[Collection entries]
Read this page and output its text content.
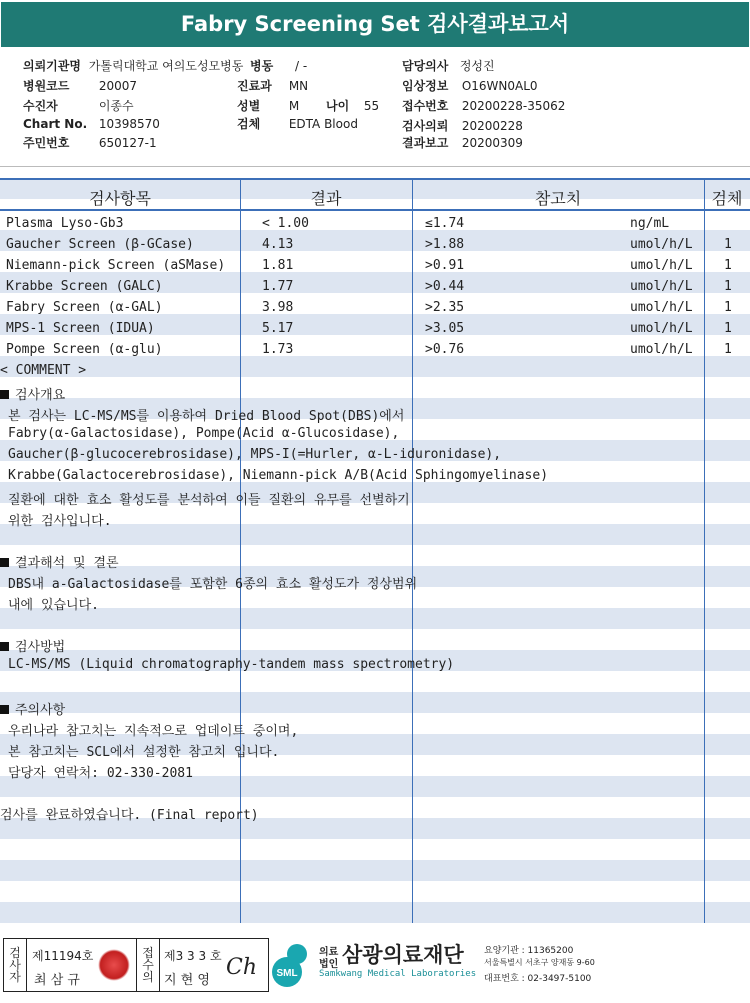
Fabry Screening Set 검사결과보고서
의뢰기관명 가톨릭대학교 여의도성모병동 병동 / -	담당의사 정성진
병원코드 20007	진료과 MN	임상정보 O16WN0AL0
수진자	이종수	성별 M 나이 55 접수번호 20200228-35062
Chart No. 10398570	검체 EDTA Blood	검사의뢰 20200228
주민번호 650127-1	결과보고 20200309
검사항목	결과	참고치	검체
Plasma Lyso-Gb3	< 1.00	≤1.74	ng/mL
Gaucher Screen (β-GCase)	4.13	>1.88	umol/h/L 1
Niemann-pick Screen (aSMase)	1.81	>0.91	umol/h/L 1
Krabbe Screen (GALC)	1.77	>0.44	umol/h/L 1
Fabry Screen (α-GAL)	3.98	>2.35	umol/h/L 1
MPS-1 Screen (IDUA)	5.17	>3.05	umol/h/L 1
Pompe Screen (α-glu)	1.73	>0.76	umol/h/L 1
< COMMENT >
검사개요
본 검사는 LC-MS/MS를 이용하여 Dried Blood Spot(DBS)에서
Fabry(α-Galactosidase), Pompe(Acid α-Glucosidase),
Gaucher(β-glucocerebrosidase), MPS-I(=Hurler, α-L-iduronidase),
Krabbe(Galactocerebrosidase), Niemann-pick A/B(Acid Sphingomyelinase)
질환에 대한 효소 활성도를 분석하여 이들 질환의 유무를 선별하기
위한 검사입니다.
결과해석 및 결론
DBS내 a-Galactosidase를 포함한 6종의 효소 활성도가 정상범위
내에 있습니다.
검사방법
LC-MS/MS (Liquid chromatography-tandem mass spectrometry)
주의사항
우리나라 참고치는 지속적으로 업데이트 중이며,
본 참고치는 SCL에서 설정한 참고치 입니다.
담당자 연락처: 02-330-2081
검사를 완료하였습니다. (Final report)
검사자
제11194호
최 삼 규
접수의
제3 3 3 호
지 현 영
Ch SML
의료
법인 삼광의료재단
Samkwang Medical Laboratories
요양기관 : 11365200
서울특별시 서초구 양재동 9-60
대표번호 : 02-3497-5100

INSTRUCTIONS FOR THE TASK »
Skip every picture and transcribe the data above exactly.

EXERCISE RESULT »
Read this page and output its text content.
Fabry Screening Set 검사결과보고서
의뢰기관명 가톨릭대학교 여의도성모병동 병동 / -	담당의사 정성진
병원코드 20007	진료과 MN	임상정보 O16WN0AL0
수진자	이종수	성별 M 나이 55 접수번호 20200228-35062
Chart No. 10398570	검체 EDTA Blood	검사의뢰 20200228
주민번호 650127-1	결과보고 20200309
검사항목	결과	참고치	검체
Plasma Lyso-Gb3	< 1.00	≤1.74	ng/mL
Gaucher Screen (β-GCase)	4.13	>1.88	umol/h/L 1
Niemann-pick Screen (aSMase)	1.81	>0.91	umol/h/L 1
Krabbe Screen (GALC)	1.77	>0.44	umol/h/L 1
Fabry Screen (α-GAL)	3.98	>2.35	umol/h/L 1
MPS-1 Screen (IDUA)	5.17	>3.05	umol/h/L 1
Pompe Screen (α-glu)	1.73	>0.76	umol/h/L 1
< COMMENT >
검사개요
본 검사는 LC-MS/MS를 이용하여 Dried Blood Spot(DBS)에서
Fabry(α-Galactosidase), Pompe(Acid α-Glucosidase),
Gaucher(β-glucocerebrosidase), MPS-I(=Hurler, α-L-iduronidase),
Krabbe(Galactocerebrosidase), Niemann-pick A/B(Acid Sphingomyelinase)
질환에 대한 효소 활성도를 분석하여 이들 질환의 유무를 선별하기
위한 검사입니다.
결과해석 및 결론
DBS내 a-Galactosidase를 포함한 6종의 효소 활성도가 정상범위
내에 있습니다.
검사방법
LC-MS/MS (Liquid chromatography-tandem mass spectrometry)
주의사항
우리나라 참고치는 지속적으로 업데이트 중이며,
본 참고치는 SCL에서 설정한 참고치 입니다.
담당자 연락처: 02-330-2081
검사를 완료하였습니다. (Final report)
검사자
제11194호
최 삼 규
접수의
제3 3 3 호
지 현 영
Ch SML
의료
법인 삼광의료재단
Samkwang Medical Laboratories
요양기관 : 11365200
서울특별시 서초구 양재동 9-60
대표번호 : 02-3497-5100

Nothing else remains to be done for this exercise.